# [What is asked]
Output the material beneath exactly, leaving nothing out.

# [Data rows]
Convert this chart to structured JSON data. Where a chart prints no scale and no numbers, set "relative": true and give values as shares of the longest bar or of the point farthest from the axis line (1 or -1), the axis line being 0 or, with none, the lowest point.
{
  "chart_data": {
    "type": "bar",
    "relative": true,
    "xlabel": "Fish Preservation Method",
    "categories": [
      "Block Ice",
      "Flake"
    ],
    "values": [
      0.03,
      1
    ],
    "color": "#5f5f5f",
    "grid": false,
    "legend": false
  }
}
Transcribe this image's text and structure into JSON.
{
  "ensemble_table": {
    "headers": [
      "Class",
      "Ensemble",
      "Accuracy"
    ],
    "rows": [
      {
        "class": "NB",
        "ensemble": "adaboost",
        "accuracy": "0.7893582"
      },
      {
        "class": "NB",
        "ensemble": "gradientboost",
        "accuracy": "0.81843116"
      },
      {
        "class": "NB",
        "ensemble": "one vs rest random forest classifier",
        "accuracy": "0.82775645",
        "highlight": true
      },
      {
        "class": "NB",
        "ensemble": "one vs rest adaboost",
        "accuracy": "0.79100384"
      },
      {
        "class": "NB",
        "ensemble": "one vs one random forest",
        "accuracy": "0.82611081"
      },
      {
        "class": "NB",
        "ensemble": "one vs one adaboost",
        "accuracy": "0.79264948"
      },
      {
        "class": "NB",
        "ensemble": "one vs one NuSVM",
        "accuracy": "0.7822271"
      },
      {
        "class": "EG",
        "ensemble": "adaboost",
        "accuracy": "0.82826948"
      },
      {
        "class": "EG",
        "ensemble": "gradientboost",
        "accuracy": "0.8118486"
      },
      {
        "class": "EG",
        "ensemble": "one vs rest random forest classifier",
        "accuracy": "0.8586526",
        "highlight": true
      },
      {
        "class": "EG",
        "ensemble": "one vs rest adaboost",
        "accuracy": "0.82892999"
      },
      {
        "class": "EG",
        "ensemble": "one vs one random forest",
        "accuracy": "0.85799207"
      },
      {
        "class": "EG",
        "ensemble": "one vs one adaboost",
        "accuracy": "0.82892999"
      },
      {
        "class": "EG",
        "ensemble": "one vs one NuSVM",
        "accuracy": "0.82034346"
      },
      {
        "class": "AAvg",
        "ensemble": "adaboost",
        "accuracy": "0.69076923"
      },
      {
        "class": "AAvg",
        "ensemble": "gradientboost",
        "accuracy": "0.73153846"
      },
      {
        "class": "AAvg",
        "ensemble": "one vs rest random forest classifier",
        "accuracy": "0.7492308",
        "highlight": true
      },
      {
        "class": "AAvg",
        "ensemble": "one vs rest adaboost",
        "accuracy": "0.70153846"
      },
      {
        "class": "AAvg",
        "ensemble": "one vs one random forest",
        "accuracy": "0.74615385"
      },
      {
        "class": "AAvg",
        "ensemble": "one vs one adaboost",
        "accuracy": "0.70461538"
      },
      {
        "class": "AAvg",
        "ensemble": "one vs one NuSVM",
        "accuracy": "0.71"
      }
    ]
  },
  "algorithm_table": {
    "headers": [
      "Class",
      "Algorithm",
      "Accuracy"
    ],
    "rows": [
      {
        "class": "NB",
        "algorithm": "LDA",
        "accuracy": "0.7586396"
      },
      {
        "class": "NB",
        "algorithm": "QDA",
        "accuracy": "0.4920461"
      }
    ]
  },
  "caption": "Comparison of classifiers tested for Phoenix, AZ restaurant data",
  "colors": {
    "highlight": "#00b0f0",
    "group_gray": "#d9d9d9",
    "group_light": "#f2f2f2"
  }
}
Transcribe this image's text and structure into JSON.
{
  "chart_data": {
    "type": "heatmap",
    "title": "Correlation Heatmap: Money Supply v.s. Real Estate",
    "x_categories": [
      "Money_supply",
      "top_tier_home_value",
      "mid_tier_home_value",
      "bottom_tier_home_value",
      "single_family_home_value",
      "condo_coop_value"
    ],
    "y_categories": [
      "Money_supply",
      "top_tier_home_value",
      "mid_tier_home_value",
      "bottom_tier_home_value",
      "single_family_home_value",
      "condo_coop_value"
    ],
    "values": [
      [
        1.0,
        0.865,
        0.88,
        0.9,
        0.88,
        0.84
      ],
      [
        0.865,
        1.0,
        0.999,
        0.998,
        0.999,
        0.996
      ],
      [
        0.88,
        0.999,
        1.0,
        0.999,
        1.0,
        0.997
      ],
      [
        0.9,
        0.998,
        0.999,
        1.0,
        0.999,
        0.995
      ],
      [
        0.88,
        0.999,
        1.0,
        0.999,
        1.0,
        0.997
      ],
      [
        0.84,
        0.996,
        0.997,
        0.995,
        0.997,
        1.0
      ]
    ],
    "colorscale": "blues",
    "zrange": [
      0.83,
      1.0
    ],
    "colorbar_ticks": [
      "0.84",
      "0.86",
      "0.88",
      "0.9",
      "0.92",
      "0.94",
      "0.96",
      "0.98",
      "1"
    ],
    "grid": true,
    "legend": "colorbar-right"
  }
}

# [Response to this task]
Convert this chart to structured JSON data. Where a chart prints no scale and no numbers, set "relative": true and give values as shares of the longest bar or of the point farthest from the axis line (1 or -1), the axis line being 0 or, with none, the lowest point.
{
  "chart_data": {
    "type": "bar",
    "relative": true,
    "xlabel": "Fish Preservation Method",
    "categories": [
      "Block Ice",
      "Flake"
    ],
    "values": [
      0.03,
      1
    ],
    "color": "#5f5f5f",
    "grid": false,
    "legend": false
  }
}
Transcribe this image's text and structure into JSON.
{
  "ensemble_table": {
    "headers": [
      "Class",
      "Ensemble",
      "Accuracy"
    ],
    "rows": [
      {
        "class": "NB",
        "ensemble": "adaboost",
        "accuracy": "0.7893582"
      },
      {
        "class": "NB",
        "ensemble": "gradientboost",
        "accuracy": "0.81843116"
      },
      {
        "class": "NB",
        "ensemble": "one vs rest random forest classifier",
        "accuracy": "0.82775645",
        "highlight": true
      },
      {
        "class": "NB",
        "ensemble": "one vs rest adaboost",
        "accuracy": "0.79100384"
      },
      {
        "class": "NB",
        "ensemble": "one vs one random forest",
        "accuracy": "0.82611081"
      },
      {
        "class": "NB",
        "ensemble": "one vs one adaboost",
        "accuracy": "0.79264948"
      },
      {
        "class": "NB",
        "ensemble": "one vs one NuSVM",
        "accuracy": "0.7822271"
      },
      {
        "class": "EG",
        "ensemble": "adaboost",
        "accuracy": "0.82826948"
      },
      {
        "class": "EG",
        "ensemble": "gradientboost",
        "accuracy": "0.8118486"
      },
      {
        "class": "EG",
        "ensemble": "one vs rest random forest classifier",
        "accuracy": "0.8586526",
        "highlight": true
      },
      {
        "class": "EG",
        "ensemble": "one vs rest adaboost",
        "accuracy": "0.82892999"
      },
      {
        "class": "EG",
        "ensemble": "one vs one random forest",
        "accuracy": "0.85799207"
      },
      {
        "class": "EG",
        "ensemble": "one vs one adaboost",
        "accuracy": "0.82892999"
      },
      {
        "class": "EG",
        "ensemble": "one vs one NuSVM",
        "accuracy": "0.82034346"
      },
      {
        "class": "AAvg",
        "ensemble": "adaboost",
        "accuracy": "0.69076923"
      },
      {
        "class": "AAvg",
        "ensemble": "gradientboost",
        "accuracy": "0.73153846"
      },
      {
        "class": "AAvg",
        "ensemble": "one vs rest random forest classifier",
        "accuracy": "0.7492308",
        "highlight": true
      },
      {
        "class": "AAvg",
        "ensemble": "one vs rest adaboost",
        "accuracy": "0.70153846"
      },
      {
        "class": "AAvg",
        "ensemble": "one vs one random forest",
        "accuracy": "0.74615385"
      },
      {
        "class": "AAvg",
        "ensemble": "one vs one adaboost",
        "accuracy": "0.70461538"
      },
      {
        "class": "AAvg",
        "ensemble": "one vs one NuSVM",
        "accuracy": "0.71"
      }
    ]
  },
  "algorithm_table": {
    "headers": [
      "Class",
      "Algorithm",
      "Accuracy"
    ],
    "rows": [
      {
        "class": "NB",
        "algorithm": "LDA",
        "accuracy": "0.7586396"
      },
      {
        "class": "NB",
        "algorithm": "QDA",
        "accuracy": "0.4920461"
      }
    ]
  },
  "caption": "Comparison of classifiers tested for Phoenix, AZ restaurant data",
  "colors": {
    "highlight": "#00b0f0",
    "group_gray": "#d9d9d9",
    "group_light": "#f2f2f2"
  }
}
Transcribe this image's text and structure into JSON.
{
  "chart_data": {
    "type": "heatmap",
    "title": "Correlation Heatmap: Money Supply v.s. Real Estate",
    "x_categories": [
      "Money_supply",
      "top_tier_home_value",
      "mid_tier_home_value",
      "bottom_tier_home_value",
      "single_family_home_value",
      "condo_coop_value"
    ],
    "y_categories": [
      "Money_supply",
      "top_tier_home_value",
      "mid_tier_home_value",
      "bottom_tier_home_value",
      "single_family_home_value",
      "condo_coop_value"
    ],
    "values": [
      [
        1.0,
        0.865,
        0.88,
        0.9,
        0.88,
        0.84
      ],
      [
        0.865,
        1.0,
        0.999,
        0.998,
        0.999,
        0.996
      ],
      [
        0.88,
        0.999,
        1.0,
        0.999,
        1.0,
        0.997
      ],
      [
        0.9,
        0.998,
        0.999,
        1.0,
        0.999,
        0.995
      ],
      [
        0.88,
        0.999,
        1.0,
        0.999,
        1.0,
        0.997
      ],
      [
        0.84,
        0.996,
        0.997,
        0.995,
        0.997,
        1.0
      ]
    ],
    "colorscale": "blues",
    "zrange": [
      0.83,
      1.0
    ],
    "colorbar_ticks": [
      "0.84",
      "0.86",
      "0.88",
      "0.9",
      "0.92",
      "0.94",
      "0.96",
      "0.98",
      "1"
    ],
    "grid": true,
    "legend": "colorbar-right"
  }
}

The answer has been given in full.